[Dataset entries on figures]
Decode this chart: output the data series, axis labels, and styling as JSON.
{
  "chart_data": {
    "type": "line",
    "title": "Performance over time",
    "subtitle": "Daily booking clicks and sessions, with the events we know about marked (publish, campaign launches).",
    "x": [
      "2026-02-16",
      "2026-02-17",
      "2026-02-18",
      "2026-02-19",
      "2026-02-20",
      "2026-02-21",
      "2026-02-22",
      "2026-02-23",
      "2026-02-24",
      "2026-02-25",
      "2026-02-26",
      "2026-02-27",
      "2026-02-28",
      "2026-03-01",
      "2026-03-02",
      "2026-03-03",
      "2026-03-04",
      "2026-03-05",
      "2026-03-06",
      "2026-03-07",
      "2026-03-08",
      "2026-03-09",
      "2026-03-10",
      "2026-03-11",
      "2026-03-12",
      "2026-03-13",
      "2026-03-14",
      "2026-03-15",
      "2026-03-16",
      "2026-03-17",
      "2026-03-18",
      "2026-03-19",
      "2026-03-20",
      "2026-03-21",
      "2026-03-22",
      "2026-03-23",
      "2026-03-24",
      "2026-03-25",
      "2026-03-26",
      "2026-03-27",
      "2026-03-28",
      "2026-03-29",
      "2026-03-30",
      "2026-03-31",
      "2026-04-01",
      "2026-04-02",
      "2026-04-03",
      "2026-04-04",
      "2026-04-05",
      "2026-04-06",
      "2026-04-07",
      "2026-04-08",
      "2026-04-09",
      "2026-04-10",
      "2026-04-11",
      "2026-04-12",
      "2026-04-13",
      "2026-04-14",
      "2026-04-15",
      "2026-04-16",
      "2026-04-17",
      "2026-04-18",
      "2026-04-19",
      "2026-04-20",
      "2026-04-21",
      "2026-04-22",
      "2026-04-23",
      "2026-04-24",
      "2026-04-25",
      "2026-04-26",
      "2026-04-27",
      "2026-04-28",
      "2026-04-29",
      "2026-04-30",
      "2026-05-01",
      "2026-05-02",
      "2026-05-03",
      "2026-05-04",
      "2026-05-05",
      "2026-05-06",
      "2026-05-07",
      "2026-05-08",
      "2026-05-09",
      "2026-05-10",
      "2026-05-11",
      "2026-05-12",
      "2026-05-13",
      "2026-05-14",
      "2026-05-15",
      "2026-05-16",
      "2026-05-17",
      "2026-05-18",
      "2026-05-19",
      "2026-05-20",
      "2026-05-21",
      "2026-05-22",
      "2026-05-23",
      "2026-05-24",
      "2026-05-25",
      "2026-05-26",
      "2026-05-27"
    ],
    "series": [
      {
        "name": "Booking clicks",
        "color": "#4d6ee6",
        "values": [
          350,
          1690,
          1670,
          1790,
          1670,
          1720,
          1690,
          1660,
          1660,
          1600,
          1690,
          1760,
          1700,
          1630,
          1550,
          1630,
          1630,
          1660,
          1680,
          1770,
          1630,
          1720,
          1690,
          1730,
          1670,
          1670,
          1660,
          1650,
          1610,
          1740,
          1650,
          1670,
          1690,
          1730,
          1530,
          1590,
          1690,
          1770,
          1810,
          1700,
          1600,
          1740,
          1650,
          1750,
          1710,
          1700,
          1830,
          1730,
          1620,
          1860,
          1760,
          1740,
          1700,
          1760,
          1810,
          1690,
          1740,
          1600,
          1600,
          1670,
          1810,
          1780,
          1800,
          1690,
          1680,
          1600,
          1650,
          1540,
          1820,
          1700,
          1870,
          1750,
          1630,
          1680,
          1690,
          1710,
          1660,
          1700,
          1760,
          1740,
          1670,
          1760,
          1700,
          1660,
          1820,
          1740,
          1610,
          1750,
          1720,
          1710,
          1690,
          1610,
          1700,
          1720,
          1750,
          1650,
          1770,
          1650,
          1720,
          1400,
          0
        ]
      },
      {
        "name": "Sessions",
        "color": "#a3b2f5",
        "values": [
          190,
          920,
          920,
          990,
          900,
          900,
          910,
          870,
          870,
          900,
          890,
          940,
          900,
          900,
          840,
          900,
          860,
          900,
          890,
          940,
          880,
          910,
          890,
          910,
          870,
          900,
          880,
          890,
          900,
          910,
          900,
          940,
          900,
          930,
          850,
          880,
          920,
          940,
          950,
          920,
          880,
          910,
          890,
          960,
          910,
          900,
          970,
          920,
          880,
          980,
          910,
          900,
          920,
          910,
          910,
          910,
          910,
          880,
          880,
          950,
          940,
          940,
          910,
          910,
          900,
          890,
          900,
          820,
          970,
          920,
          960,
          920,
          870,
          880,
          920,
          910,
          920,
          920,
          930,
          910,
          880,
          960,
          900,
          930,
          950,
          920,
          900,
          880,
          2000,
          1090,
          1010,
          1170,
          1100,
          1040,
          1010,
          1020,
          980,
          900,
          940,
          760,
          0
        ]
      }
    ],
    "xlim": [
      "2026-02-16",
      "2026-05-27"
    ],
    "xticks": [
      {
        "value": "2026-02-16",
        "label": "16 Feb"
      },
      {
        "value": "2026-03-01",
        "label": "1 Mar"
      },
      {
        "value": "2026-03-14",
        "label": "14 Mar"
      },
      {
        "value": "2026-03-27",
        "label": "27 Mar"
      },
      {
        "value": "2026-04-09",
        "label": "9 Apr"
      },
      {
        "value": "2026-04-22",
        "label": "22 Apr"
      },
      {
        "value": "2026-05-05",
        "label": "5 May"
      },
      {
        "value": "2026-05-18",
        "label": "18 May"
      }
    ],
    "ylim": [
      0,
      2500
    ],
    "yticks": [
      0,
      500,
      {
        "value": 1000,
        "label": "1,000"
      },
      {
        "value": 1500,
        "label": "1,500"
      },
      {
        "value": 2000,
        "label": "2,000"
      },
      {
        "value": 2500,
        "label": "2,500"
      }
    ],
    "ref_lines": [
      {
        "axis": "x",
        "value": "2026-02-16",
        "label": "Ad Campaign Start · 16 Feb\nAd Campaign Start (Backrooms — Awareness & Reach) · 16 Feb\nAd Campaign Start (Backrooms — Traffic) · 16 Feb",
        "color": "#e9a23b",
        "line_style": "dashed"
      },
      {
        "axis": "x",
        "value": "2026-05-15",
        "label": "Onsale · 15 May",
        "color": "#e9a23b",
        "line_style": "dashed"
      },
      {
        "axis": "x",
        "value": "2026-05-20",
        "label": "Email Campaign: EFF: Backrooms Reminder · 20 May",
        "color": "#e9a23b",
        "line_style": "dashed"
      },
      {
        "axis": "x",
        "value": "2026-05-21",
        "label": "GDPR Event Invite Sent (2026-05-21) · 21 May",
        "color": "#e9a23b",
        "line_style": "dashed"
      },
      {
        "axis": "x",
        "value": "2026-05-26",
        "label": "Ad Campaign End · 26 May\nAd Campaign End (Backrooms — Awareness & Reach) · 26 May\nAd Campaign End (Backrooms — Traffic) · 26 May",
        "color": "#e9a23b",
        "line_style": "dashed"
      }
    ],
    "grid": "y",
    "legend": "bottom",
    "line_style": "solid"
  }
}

# [WHAT IS EXPECTED]
Copy every record above exactly as it appears.

# [FULL SOLUTION]
Decode this chart: output the data series, axis labels, and styling as JSON.
{
  "chart_data": {
    "type": "line",
    "title": "Performance over time",
    "subtitle": "Daily booking clicks and sessions, with the events we know about marked (publish, campaign launches).",
    "x": [
      "2026-02-16",
      "2026-02-17",
      "2026-02-18",
      "2026-02-19",
      "2026-02-20",
      "2026-02-21",
      "2026-02-22",
      "2026-02-23",
      "2026-02-24",
      "2026-02-25",
      "2026-02-26",
      "2026-02-27",
      "2026-02-28",
      "2026-03-01",
      "2026-03-02",
      "2026-03-03",
      "2026-03-04",
      "2026-03-05",
      "2026-03-06",
      "2026-03-07",
      "2026-03-08",
      "2026-03-09",
      "2026-03-10",
      "2026-03-11",
      "2026-03-12",
      "2026-03-13",
      "2026-03-14",
      "2026-03-15",
      "2026-03-16",
      "2026-03-17",
      "2026-03-18",
      "2026-03-19",
      "2026-03-20",
      "2026-03-21",
      "2026-03-22",
      "2026-03-23",
      "2026-03-24",
      "2026-03-25",
      "2026-03-26",
      "2026-03-27",
      "2026-03-28",
      "2026-03-29",
      "2026-03-30",
      "2026-03-31",
      "2026-04-01",
      "2026-04-02",
      "2026-04-03",
      "2026-04-04",
      "2026-04-05",
      "2026-04-06",
      "2026-04-07",
      "2026-04-08",
      "2026-04-09",
      "2026-04-10",
      "2026-04-11",
      "2026-04-12",
      "2026-04-13",
      "2026-04-14",
      "2026-04-15",
      "2026-04-16",
      "2026-04-17",
      "2026-04-18",
      "2026-04-19",
      "2026-04-20",
      "2026-04-21",
      "2026-04-22",
      "2026-04-23",
      "2026-04-24",
      "2026-04-25",
      "2026-04-26",
      "2026-04-27",
      "2026-04-28",
      "2026-04-29",
      "2026-04-30",
      "2026-05-01",
      "2026-05-02",
      "2026-05-03",
      "2026-05-04",
      "2026-05-05",
      "2026-05-06",
      "2026-05-07",
      "2026-05-08",
      "2026-05-09",
      "2026-05-10",
      "2026-05-11",
      "2026-05-12",
      "2026-05-13",
      "2026-05-14",
      "2026-05-15",
      "2026-05-16",
      "2026-05-17",
      "2026-05-18",
      "2026-05-19",
      "2026-05-20",
      "2026-05-21",
      "2026-05-22",
      "2026-05-23",
      "2026-05-24",
      "2026-05-25",
      "2026-05-26",
      "2026-05-27"
    ],
    "series": [
      {
        "name": "Booking clicks",
        "color": "#4d6ee6",
        "values": [
          350,
          1690,
          1670,
          1790,
          1670,
          1720,
          1690,
          1660,
          1660,
          1600,
          1690,
          1760,
          1700,
          1630,
          1550,
          1630,
          1630,
          1660,
          1680,
          1770,
          1630,
          1720,
          1690,
          1730,
          1670,
          1670,
          1660,
          1650,
          1610,
          1740,
          1650,
          1670,
          1690,
          1730,
          1530,
          1590,
          1690,
          1770,
          1810,
          1700,
          1600,
          1740,
          1650,
          1750,
          1710,
          1700,
          1830,
          1730,
          1620,
          1860,
          1760,
          1740,
          1700,
          1760,
          1810,
          1690,
          1740,
          1600,
          1600,
          1670,
          1810,
          1780,
          1800,
          1690,
          1680,
          1600,
          1650,
          1540,
          1820,
          1700,
          1870,
          1750,
          1630,
          1680,
          1690,
          1710,
          1660,
          1700,
          1760,
          1740,
          1670,
          1760,
          1700,
          1660,
          1820,
          1740,
          1610,
          1750,
          1720,
          1710,
          1690,
          1610,
          1700,
          1720,
          1750,
          1650,
          1770,
          1650,
          1720,
          1400,
          0
        ]
      },
      {
        "name": "Sessions",
        "color": "#a3b2f5",
        "values": [
          190,
          920,
          920,
          990,
          900,
          900,
          910,
          870,
          870,
          900,
          890,
          940,
          900,
          900,
          840,
          900,
          860,
          900,
          890,
          940,
          880,
          910,
          890,
          910,
          870,
          900,
          880,
          890,
          900,
          910,
          900,
          940,
          900,
          930,
          850,
          880,
          920,
          940,
          950,
          920,
          880,
          910,
          890,
          960,
          910,
          900,
          970,
          920,
          880,
          980,
          910,
          900,
          920,
          910,
          910,
          910,
          910,
          880,
          880,
          950,
          940,
          940,
          910,
          910,
          900,
          890,
          900,
          820,
          970,
          920,
          960,
          920,
          870,
          880,
          920,
          910,
          920,
          920,
          930,
          910,
          880,
          960,
          900,
          930,
          950,
          920,
          900,
          880,
          2000,
          1090,
          1010,
          1170,
          1100,
          1040,
          1010,
          1020,
          980,
          900,
          940,
          760,
          0
        ]
      }
    ],
    "xlim": [
      "2026-02-16",
      "2026-05-27"
    ],
    "xticks": [
      {
        "value": "2026-02-16",
        "label": "16 Feb"
      },
      {
        "value": "2026-03-01",
        "label": "1 Mar"
      },
      {
        "value": "2026-03-14",
        "label": "14 Mar"
      },
      {
        "value": "2026-03-27",
        "label": "27 Mar"
      },
      {
        "value": "2026-04-09",
        "label": "9 Apr"
      },
      {
        "value": "2026-04-22",
        "label": "22 Apr"
      },
      {
        "value": "2026-05-05",
        "label": "5 May"
      },
      {
        "value": "2026-05-18",
        "label": "18 May"
      }
    ],
    "ylim": [
      0,
      2500
    ],
    "yticks": [
      0,
      500,
      {
        "value": 1000,
        "label": "1,000"
      },
      {
        "value": 1500,
        "label": "1,500"
      },
      {
        "value": 2000,
        "label": "2,000"
      },
      {
        "value": 2500,
        "label": "2,500"
      }
    ],
    "ref_lines": [
      {
        "axis": "x",
        "value": "2026-02-16",
        "label": "Ad Campaign Start · 16 Feb\nAd Campaign Start (Backrooms — Awareness & Reach) · 16 Feb\nAd Campaign Start (Backrooms — Traffic) · 16 Feb",
        "color": "#e9a23b",
        "line_style": "dashed"
      },
      {
        "axis": "x",
        "value": "2026-05-15",
        "label": "Onsale · 15 May",
        "color": "#e9a23b",
        "line_style": "dashed"
      },
      {
        "axis": "x",
        "value": "2026-05-20",
        "label": "Email Campaign: EFF: Backrooms Reminder · 20 May",
        "color": "#e9a23b",
        "line_style": "dashed"
      },
      {
        "axis": "x",
        "value": "2026-05-21",
        "label": "GDPR Event Invite Sent (2026-05-21) · 21 May",
        "color": "#e9a23b",
        "line_style": "dashed"
      },
      {
        "axis": "x",
        "value": "2026-05-26",
        "label": "Ad Campaign End · 26 May\nAd Campaign End (Backrooms — Awareness & Reach) · 26 May\nAd Campaign End (Backrooms — Traffic) · 26 May",
        "color": "#e9a23b",
        "line_style": "dashed"
      }
    ],
    "grid": "y",
    "legend": "bottom",
    "line_style": "solid"
  }
}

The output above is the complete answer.